**Task instructions:** Single out the lines that include the word "name". Copy them.

╭─ Data extract

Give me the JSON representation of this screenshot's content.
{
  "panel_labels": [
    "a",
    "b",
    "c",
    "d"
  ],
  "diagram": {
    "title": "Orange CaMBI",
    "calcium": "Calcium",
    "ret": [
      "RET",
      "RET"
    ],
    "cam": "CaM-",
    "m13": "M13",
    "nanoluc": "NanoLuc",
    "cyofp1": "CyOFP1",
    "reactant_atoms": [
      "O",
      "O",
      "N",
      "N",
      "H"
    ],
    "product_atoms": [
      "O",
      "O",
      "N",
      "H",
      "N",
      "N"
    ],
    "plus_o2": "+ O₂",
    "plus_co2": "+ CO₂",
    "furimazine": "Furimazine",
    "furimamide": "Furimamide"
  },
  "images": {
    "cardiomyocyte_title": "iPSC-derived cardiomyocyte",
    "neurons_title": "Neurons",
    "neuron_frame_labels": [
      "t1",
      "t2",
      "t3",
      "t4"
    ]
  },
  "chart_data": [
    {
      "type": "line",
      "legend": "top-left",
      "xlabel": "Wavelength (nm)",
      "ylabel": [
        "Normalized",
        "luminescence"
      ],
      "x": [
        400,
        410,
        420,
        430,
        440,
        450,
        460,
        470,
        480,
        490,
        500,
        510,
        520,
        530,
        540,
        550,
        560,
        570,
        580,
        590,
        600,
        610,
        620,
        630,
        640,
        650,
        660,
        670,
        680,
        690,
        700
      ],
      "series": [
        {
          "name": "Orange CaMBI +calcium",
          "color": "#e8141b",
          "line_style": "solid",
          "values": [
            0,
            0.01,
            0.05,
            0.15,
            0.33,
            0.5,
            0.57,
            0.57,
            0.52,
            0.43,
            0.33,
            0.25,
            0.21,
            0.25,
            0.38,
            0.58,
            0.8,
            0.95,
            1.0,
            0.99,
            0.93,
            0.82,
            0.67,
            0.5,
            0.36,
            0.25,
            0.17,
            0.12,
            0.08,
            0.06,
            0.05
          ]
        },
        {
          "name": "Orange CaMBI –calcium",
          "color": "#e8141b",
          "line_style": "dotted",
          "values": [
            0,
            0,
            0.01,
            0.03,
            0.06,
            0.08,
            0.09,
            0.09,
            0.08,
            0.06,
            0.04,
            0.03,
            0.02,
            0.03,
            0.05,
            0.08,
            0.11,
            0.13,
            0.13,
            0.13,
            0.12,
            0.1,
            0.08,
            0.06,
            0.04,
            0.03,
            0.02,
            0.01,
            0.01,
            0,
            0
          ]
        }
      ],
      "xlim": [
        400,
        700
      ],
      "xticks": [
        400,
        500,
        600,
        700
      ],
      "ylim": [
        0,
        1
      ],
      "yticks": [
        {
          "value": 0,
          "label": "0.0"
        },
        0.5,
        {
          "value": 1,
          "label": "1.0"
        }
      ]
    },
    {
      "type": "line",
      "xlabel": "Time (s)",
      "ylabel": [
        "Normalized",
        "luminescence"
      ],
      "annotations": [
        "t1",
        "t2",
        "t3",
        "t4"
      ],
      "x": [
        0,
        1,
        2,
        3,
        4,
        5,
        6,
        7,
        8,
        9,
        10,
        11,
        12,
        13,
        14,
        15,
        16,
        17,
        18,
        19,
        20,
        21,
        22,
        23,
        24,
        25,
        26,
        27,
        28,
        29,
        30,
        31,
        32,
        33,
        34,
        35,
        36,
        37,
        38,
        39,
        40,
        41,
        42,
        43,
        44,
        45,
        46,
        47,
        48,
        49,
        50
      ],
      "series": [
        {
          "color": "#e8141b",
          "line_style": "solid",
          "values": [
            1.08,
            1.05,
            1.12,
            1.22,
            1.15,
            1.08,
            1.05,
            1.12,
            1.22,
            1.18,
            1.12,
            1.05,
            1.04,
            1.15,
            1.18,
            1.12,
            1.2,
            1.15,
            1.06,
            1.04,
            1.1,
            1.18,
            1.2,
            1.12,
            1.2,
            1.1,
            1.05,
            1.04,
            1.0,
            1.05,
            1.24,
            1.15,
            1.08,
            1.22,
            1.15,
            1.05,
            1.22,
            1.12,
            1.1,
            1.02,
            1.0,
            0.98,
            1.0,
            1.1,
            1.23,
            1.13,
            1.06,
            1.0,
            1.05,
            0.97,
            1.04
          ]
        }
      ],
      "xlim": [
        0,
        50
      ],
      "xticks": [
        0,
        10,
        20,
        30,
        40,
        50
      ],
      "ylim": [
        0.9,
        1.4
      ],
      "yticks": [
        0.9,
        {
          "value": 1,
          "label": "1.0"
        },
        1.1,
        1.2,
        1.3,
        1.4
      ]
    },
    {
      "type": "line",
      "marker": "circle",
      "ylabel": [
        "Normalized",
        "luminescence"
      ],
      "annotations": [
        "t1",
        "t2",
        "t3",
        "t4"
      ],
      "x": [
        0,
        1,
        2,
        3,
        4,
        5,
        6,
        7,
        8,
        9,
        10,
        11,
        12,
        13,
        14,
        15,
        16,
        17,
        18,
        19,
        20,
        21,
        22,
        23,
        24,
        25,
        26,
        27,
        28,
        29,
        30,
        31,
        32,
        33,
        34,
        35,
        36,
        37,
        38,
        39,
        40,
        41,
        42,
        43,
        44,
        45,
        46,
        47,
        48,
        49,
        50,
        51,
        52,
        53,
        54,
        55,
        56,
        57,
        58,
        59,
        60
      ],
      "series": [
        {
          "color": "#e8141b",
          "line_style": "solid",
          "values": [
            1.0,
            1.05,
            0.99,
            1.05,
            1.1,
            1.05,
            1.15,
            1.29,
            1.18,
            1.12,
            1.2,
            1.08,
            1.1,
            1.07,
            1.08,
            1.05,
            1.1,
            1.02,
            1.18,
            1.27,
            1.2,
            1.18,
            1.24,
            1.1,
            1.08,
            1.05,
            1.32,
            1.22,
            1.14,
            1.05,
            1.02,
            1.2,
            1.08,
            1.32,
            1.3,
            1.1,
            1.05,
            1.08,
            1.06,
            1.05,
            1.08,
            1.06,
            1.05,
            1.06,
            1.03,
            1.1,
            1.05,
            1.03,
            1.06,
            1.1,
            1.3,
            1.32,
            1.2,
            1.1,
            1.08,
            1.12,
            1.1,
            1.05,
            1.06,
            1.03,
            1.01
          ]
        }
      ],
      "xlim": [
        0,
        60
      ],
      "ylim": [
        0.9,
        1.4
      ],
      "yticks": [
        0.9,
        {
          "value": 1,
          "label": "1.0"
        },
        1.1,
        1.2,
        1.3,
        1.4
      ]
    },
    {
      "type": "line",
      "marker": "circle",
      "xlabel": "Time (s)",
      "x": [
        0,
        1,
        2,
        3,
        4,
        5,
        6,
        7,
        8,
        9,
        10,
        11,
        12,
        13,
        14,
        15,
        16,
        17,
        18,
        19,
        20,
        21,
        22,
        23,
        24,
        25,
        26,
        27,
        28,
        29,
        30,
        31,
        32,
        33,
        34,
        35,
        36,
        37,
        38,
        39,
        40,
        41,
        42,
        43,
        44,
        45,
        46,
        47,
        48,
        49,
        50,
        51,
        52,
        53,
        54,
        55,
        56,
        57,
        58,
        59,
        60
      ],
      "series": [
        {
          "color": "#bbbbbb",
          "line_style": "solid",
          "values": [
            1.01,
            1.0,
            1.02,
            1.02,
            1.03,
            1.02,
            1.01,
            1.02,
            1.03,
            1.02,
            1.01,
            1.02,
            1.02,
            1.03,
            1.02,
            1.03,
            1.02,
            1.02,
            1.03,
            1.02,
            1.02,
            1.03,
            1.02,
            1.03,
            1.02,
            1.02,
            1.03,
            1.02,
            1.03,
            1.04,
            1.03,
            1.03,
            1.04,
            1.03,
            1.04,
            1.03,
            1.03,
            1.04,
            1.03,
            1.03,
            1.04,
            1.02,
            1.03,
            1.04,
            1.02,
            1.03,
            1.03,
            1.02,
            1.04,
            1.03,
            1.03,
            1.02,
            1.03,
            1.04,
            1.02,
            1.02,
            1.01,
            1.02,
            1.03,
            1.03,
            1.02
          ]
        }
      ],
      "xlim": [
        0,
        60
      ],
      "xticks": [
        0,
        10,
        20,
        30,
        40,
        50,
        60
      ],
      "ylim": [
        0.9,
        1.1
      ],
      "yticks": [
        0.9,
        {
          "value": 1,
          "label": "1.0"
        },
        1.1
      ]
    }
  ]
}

╰─

**Finished exercise:**
          "name": "Orange CaMBI +calcium",
          "name": "Orange CaMBI –calcium",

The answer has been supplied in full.